== To do ==
Output the entries below exactly as written, omitting pictures.

== Data for processing ==
+++++
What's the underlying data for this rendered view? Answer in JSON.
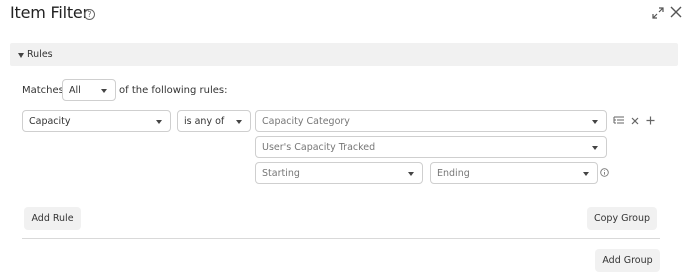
{
  "header": {
    "title": "Item Filter",
    "help_glyph": "?",
    "expand_icon": "expand-icon",
    "close_icon": "close-icon"
  },
  "rules_section": {
    "label": "Rules",
    "caret_icon": "caret-down-icon",
    "matches_prefix": "Matches",
    "matches_value": "All",
    "matches_suffix": "of the following rules:",
    "rule": {
      "field_value": "Capacity",
      "operator_value": "is any of",
      "category_placeholder": "Capacity Category",
      "tracked_placeholder": "User's Capacity Tracked",
      "starting_placeholder": "Starting",
      "ending_placeholder": "Ending"
    },
    "buttons": {
      "add_rule": "Add Rule",
      "copy_group": "Copy Group",
      "add_group": "Add Group"
    }
  }
}
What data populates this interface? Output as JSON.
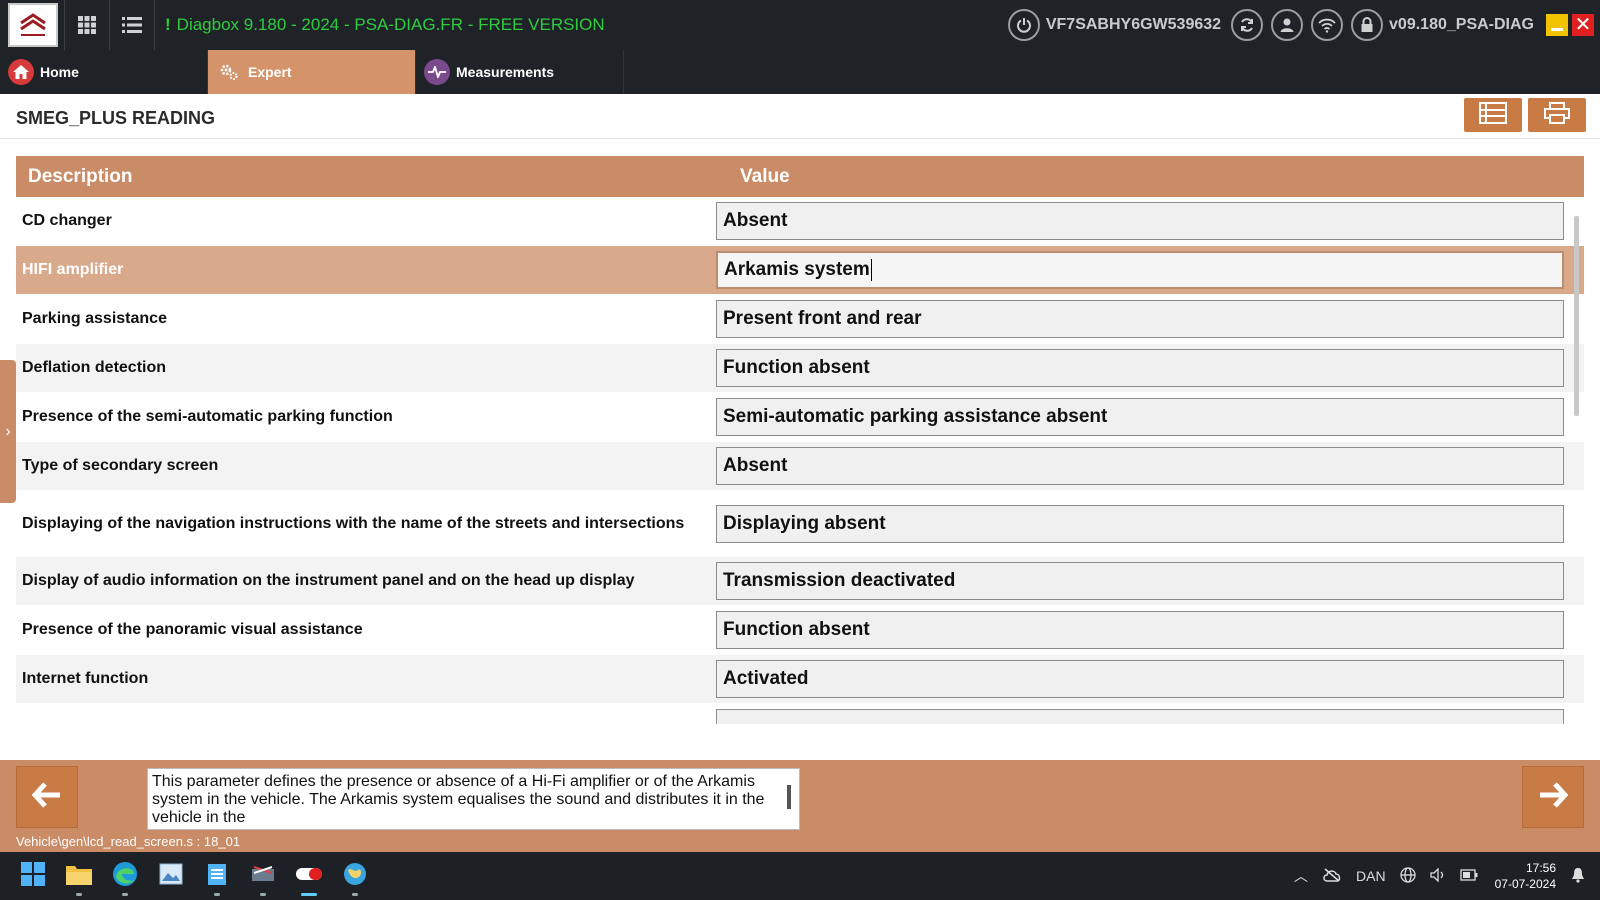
+++++
== Exercise result ==
What's the underlying data for this rendered view? Answer in JSON.
{
  "header": {
    "title": "Item Filter",
    "help_glyph": "?",
    "expand_icon": "expand-icon",
    "close_icon": "close-icon"
  },
  "rules_section": {
    "label": "Rules",
    "caret_icon": "caret-down-icon",
    "matches_prefix": "Matches",
    "matches_value": "All",
    "matches_suffix": "of the following rules:",
    "rule": {
      "field_value": "Capacity",
      "operator_value": "is any of",
      "category_placeholder": "Capacity Category",
      "tracked_placeholder": "User's Capacity Tracked",
      "starting_placeholder": "Starting",
      "ending_placeholder": "Ending"
    },
    "buttons": {
      "add_rule": "Add Rule",
      "copy_group": "Copy Group",
      "add_group": "Add Group"
    }
  }
}
What data populates this interface? Output as JSON.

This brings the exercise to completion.